----- Input records -----

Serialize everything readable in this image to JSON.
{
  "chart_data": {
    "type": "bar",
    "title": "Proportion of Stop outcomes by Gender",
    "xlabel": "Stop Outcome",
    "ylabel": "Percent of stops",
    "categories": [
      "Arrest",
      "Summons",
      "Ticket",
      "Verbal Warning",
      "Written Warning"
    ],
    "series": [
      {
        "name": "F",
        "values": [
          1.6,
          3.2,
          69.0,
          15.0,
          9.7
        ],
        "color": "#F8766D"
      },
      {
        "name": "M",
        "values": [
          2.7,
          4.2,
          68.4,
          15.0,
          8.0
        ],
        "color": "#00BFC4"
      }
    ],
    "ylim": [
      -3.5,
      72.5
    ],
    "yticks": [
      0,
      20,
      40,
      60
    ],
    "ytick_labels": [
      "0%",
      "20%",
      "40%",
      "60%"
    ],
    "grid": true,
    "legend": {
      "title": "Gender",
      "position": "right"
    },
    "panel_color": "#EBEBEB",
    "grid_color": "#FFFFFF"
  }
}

-----
----- Input records -----

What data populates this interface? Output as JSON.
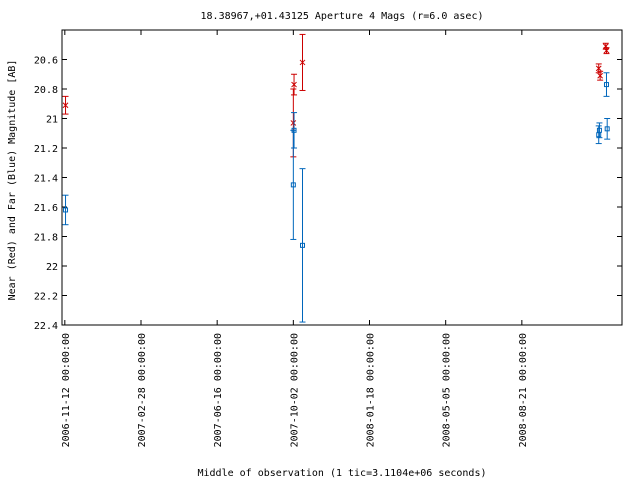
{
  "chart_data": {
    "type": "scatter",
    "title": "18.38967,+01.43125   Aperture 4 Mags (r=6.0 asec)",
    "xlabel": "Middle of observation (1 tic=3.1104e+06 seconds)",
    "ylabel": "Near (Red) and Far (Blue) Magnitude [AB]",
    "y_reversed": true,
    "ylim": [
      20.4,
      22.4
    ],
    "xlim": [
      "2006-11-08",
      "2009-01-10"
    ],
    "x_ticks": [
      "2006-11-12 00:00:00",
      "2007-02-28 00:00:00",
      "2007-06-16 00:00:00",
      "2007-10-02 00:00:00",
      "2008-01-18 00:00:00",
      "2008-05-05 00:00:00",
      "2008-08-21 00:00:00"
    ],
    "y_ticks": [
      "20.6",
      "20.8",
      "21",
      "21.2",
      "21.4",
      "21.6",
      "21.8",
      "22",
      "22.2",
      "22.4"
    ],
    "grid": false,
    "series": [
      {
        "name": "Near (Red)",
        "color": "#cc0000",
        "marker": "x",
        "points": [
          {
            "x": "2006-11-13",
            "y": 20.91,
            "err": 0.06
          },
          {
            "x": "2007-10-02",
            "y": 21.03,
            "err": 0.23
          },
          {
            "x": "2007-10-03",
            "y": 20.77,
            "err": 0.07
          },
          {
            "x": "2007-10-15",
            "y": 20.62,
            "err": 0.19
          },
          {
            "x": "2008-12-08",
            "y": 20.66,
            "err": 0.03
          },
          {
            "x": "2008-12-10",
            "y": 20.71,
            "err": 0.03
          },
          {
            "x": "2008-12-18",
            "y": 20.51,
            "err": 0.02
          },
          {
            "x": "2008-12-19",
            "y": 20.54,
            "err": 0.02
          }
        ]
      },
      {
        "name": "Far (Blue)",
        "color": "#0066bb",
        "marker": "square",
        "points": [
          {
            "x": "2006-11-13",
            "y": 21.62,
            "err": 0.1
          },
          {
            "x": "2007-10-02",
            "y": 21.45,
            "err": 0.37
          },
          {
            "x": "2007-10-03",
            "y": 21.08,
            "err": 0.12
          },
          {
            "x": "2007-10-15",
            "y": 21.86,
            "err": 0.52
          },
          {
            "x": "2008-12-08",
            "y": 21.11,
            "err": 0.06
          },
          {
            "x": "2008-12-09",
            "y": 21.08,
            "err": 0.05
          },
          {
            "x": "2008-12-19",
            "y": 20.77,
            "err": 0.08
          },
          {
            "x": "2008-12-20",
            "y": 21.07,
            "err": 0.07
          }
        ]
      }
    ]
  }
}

-----

__Written problem__
Every line in the data that holds "Near" should be copied out.

__Full answer__
    "ylabel": "Near (Red) and Far (Blue) Magnitude [AB]",
        "name": "Near (Red)",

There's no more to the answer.